Given task:
Word for word, give the material below again, minus any images.

☆ ☆ ☆ ☆ ☆ ☆ ☆

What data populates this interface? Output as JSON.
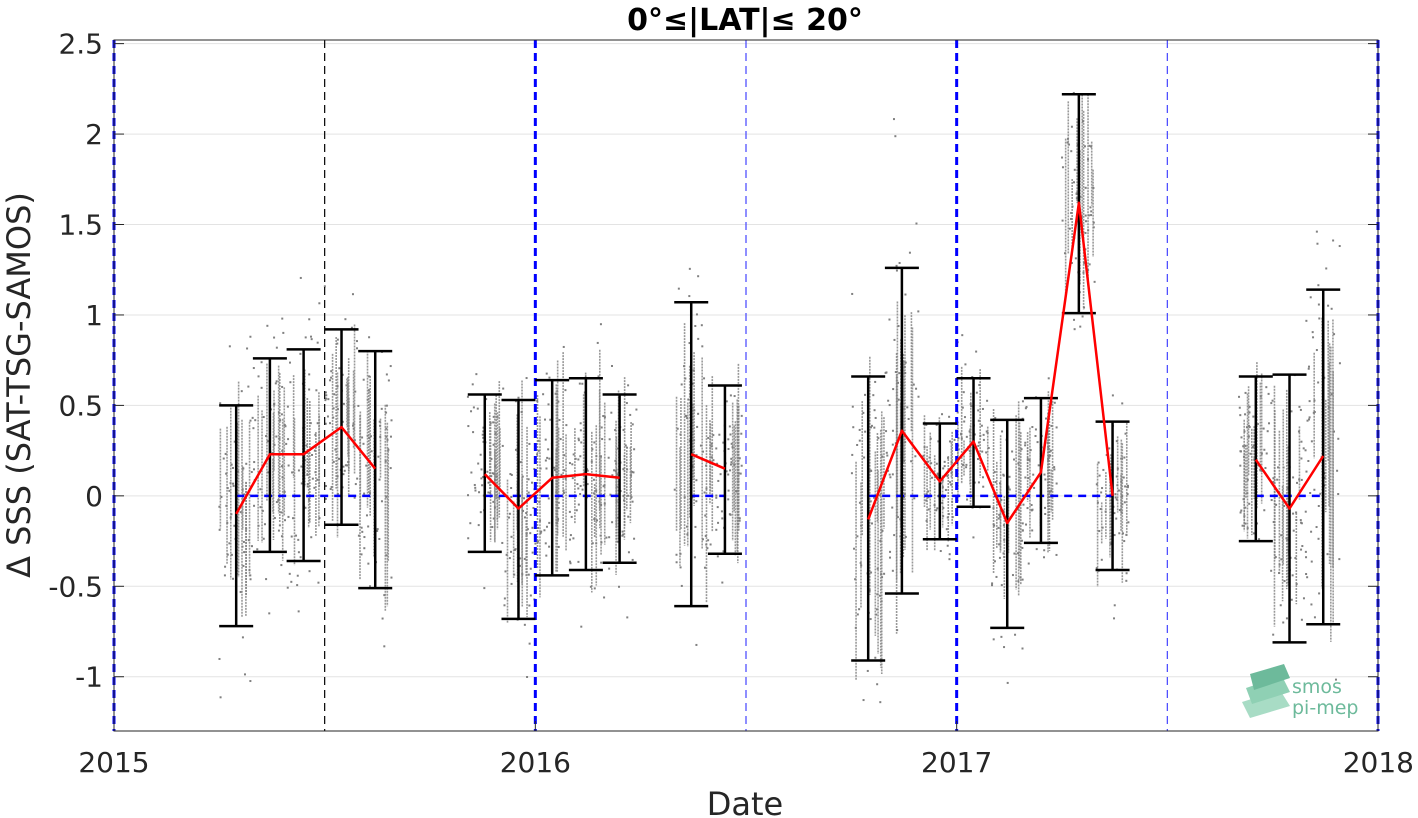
{
  "chart_data": {
    "type": "line",
    "title": "0°≤|LAT|≤ 20°",
    "xlabel": "Date",
    "ylabel": "Δ SSS (SAT-TSG-SAMOS)",
    "xlim": [
      2015.0,
      2018.0
    ],
    "ylim": [
      -1.3,
      2.52
    ],
    "x_ticks": [
      2015,
      2016,
      2017,
      2018
    ],
    "x_tick_labels": [
      "2015",
      "2016",
      "2017",
      "2018"
    ],
    "y_ticks": [
      2.5,
      2,
      1.5,
      1,
      0.5,
      0,
      -0.5,
      -1
    ],
    "y_tick_labels": [
      "2.5",
      "2",
      "1.5",
      "1",
      "0.5",
      "0",
      "-0.5",
      "-1"
    ],
    "grid": true,
    "year_lines": [
      2015,
      2016,
      2017,
      2018
    ],
    "half_year_lines": [
      2015.5,
      2016.5,
      2017.5
    ],
    "zero_line": 0,
    "colors": {
      "mean_line": "#ff0000",
      "error_bars": "#000000",
      "scatter": "#808080",
      "zero_line": "#0000ff",
      "year_lines": "#0000ff",
      "half_year_line_2015": "#000000",
      "half_year_lines_other": "#4444ff"
    },
    "mean_segments": [
      [
        [
          2015.29,
          -0.1
        ],
        [
          2015.37,
          0.23
        ],
        [
          2015.45,
          0.23
        ],
        [
          2015.54,
          0.38
        ],
        [
          2015.62,
          0.15
        ]
      ],
      [
        [
          2015.88,
          0.12
        ],
        [
          2015.96,
          -0.07
        ],
        [
          2016.04,
          0.1
        ],
        [
          2016.12,
          0.12
        ],
        [
          2016.2,
          0.1
        ]
      ],
      [
        [
          2016.37,
          0.23
        ],
        [
          2016.45,
          0.15
        ]
      ],
      [
        [
          2016.79,
          -0.13
        ],
        [
          2016.87,
          0.36
        ],
        [
          2016.96,
          0.08
        ],
        [
          2017.04,
          0.3
        ],
        [
          2017.12,
          -0.15
        ],
        [
          2017.2,
          0.13
        ],
        [
          2017.29,
          1.62
        ],
        [
          2017.37,
          0.0
        ]
      ],
      [
        [
          2017.71,
          0.2
        ],
        [
          2017.79,
          -0.07
        ],
        [
          2017.87,
          0.22
        ]
      ]
    ],
    "error_bars": [
      {
        "x": 2015.29,
        "low": -0.72,
        "high": 0.5
      },
      {
        "x": 2015.37,
        "low": -0.31,
        "high": 0.76
      },
      {
        "x": 2015.45,
        "low": -0.36,
        "high": 0.81
      },
      {
        "x": 2015.54,
        "low": -0.16,
        "high": 0.92
      },
      {
        "x": 2015.62,
        "low": -0.51,
        "high": 0.8
      },
      {
        "x": 2015.88,
        "low": -0.31,
        "high": 0.56
      },
      {
        "x": 2015.96,
        "low": -0.68,
        "high": 0.53
      },
      {
        "x": 2016.04,
        "low": -0.44,
        "high": 0.64
      },
      {
        "x": 2016.12,
        "low": -0.41,
        "high": 0.65
      },
      {
        "x": 2016.2,
        "low": -0.37,
        "high": 0.56
      },
      {
        "x": 2016.37,
        "low": -0.61,
        "high": 1.07
      },
      {
        "x": 2016.45,
        "low": -0.32,
        "high": 0.61
      },
      {
        "x": 2016.79,
        "low": -0.91,
        "high": 0.66
      },
      {
        "x": 2016.87,
        "low": -0.54,
        "high": 1.26
      },
      {
        "x": 2016.96,
        "low": -0.24,
        "high": 0.4
      },
      {
        "x": 2017.04,
        "low": -0.06,
        "high": 0.65
      },
      {
        "x": 2017.12,
        "low": -0.73,
        "high": 0.42
      },
      {
        "x": 2017.2,
        "low": -0.26,
        "high": 0.54
      },
      {
        "x": 2017.29,
        "low": 1.01,
        "high": 2.22
      },
      {
        "x": 2017.37,
        "low": -0.41,
        "high": 0.41
      },
      {
        "x": 2017.71,
        "low": -0.25,
        "high": 0.66
      },
      {
        "x": 2017.79,
        "low": -0.81,
        "high": 0.67
      },
      {
        "x": 2017.87,
        "low": -0.71,
        "high": 1.14
      }
    ],
    "zero_line_ranges": [
      [
        2015.29,
        2015.62
      ],
      [
        2015.88,
        2016.2
      ],
      [
        2016.37,
        2016.45
      ],
      [
        2016.79,
        2017.37
      ],
      [
        2017.71,
        2017.87
      ]
    ],
    "scatter_spread_note": "dense grey point clouds around each error bar"
  },
  "logo": {
    "line1": "smos",
    "line2": "pi-mep",
    "color": "#6dba9b"
  }
}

☆ ☆ ☆ ☆ ☆ ☆ ☆

Answer to this problem:
What data populates this interface? Output as JSON.
{
  "chart_data": {
    "type": "line",
    "title": "0°≤|LAT|≤ 20°",
    "xlabel": "Date",
    "ylabel": "Δ SSS (SAT-TSG-SAMOS)",
    "xlim": [
      2015.0,
      2018.0
    ],
    "ylim": [
      -1.3,
      2.52
    ],
    "x_ticks": [
      2015,
      2016,
      2017,
      2018
    ],
    "x_tick_labels": [
      "2015",
      "2016",
      "2017",
      "2018"
    ],
    "y_ticks": [
      2.5,
      2,
      1.5,
      1,
      0.5,
      0,
      -0.5,
      -1
    ],
    "y_tick_labels": [
      "2.5",
      "2",
      "1.5",
      "1",
      "0.5",
      "0",
      "-0.5",
      "-1"
    ],
    "grid": true,
    "year_lines": [
      2015,
      2016,
      2017,
      2018
    ],
    "half_year_lines": [
      2015.5,
      2016.5,
      2017.5
    ],
    "zero_line": 0,
    "colors": {
      "mean_line": "#ff0000",
      "error_bars": "#000000",
      "scatter": "#808080",
      "zero_line": "#0000ff",
      "year_lines": "#0000ff",
      "half_year_line_2015": "#000000",
      "half_year_lines_other": "#4444ff"
    },
    "mean_segments": [
      [
        [
          2015.29,
          -0.1
        ],
        [
          2015.37,
          0.23
        ],
        [
          2015.45,
          0.23
        ],
        [
          2015.54,
          0.38
        ],
        [
          2015.62,
          0.15
        ]
      ],
      [
        [
          2015.88,
          0.12
        ],
        [
          2015.96,
          -0.07
        ],
        [
          2016.04,
          0.1
        ],
        [
          2016.12,
          0.12
        ],
        [
          2016.2,
          0.1
        ]
      ],
      [
        [
          2016.37,
          0.23
        ],
        [
          2016.45,
          0.15
        ]
      ],
      [
        [
          2016.79,
          -0.13
        ],
        [
          2016.87,
          0.36
        ],
        [
          2016.96,
          0.08
        ],
        [
          2017.04,
          0.3
        ],
        [
          2017.12,
          -0.15
        ],
        [
          2017.2,
          0.13
        ],
        [
          2017.29,
          1.62
        ],
        [
          2017.37,
          0.0
        ]
      ],
      [
        [
          2017.71,
          0.2
        ],
        [
          2017.79,
          -0.07
        ],
        [
          2017.87,
          0.22
        ]
      ]
    ],
    "error_bars": [
      {
        "x": 2015.29,
        "low": -0.72,
        "high": 0.5
      },
      {
        "x": 2015.37,
        "low": -0.31,
        "high": 0.76
      },
      {
        "x": 2015.45,
        "low": -0.36,
        "high": 0.81
      },
      {
        "x": 2015.54,
        "low": -0.16,
        "high": 0.92
      },
      {
        "x": 2015.62,
        "low": -0.51,
        "high": 0.8
      },
      {
        "x": 2015.88,
        "low": -0.31,
        "high": 0.56
      },
      {
        "x": 2015.96,
        "low": -0.68,
        "high": 0.53
      },
      {
        "x": 2016.04,
        "low": -0.44,
        "high": 0.64
      },
      {
        "x": 2016.12,
        "low": -0.41,
        "high": 0.65
      },
      {
        "x": 2016.2,
        "low": -0.37,
        "high": 0.56
      },
      {
        "x": 2016.37,
        "low": -0.61,
        "high": 1.07
      },
      {
        "x": 2016.45,
        "low": -0.32,
        "high": 0.61
      },
      {
        "x": 2016.79,
        "low": -0.91,
        "high": 0.66
      },
      {
        "x": 2016.87,
        "low": -0.54,
        "high": 1.26
      },
      {
        "x": 2016.96,
        "low": -0.24,
        "high": 0.4
      },
      {
        "x": 2017.04,
        "low": -0.06,
        "high": 0.65
      },
      {
        "x": 2017.12,
        "low": -0.73,
        "high": 0.42
      },
      {
        "x": 2017.2,
        "low": -0.26,
        "high": 0.54
      },
      {
        "x": 2017.29,
        "low": 1.01,
        "high": 2.22
      },
      {
        "x": 2017.37,
        "low": -0.41,
        "high": 0.41
      },
      {
        "x": 2017.71,
        "low": -0.25,
        "high": 0.66
      },
      {
        "x": 2017.79,
        "low": -0.81,
        "high": 0.67
      },
      {
        "x": 2017.87,
        "low": -0.71,
        "high": 1.14
      }
    ],
    "zero_line_ranges": [
      [
        2015.29,
        2015.62
      ],
      [
        2015.88,
        2016.2
      ],
      [
        2016.37,
        2016.45
      ],
      [
        2016.79,
        2017.37
      ],
      [
        2017.71,
        2017.87
      ]
    ],
    "scatter_spread_note": "dense grey point clouds around each error bar"
  },
  "logo": {
    "line1": "smos",
    "line2": "pi-mep",
    "color": "#6dba9b"
  }
}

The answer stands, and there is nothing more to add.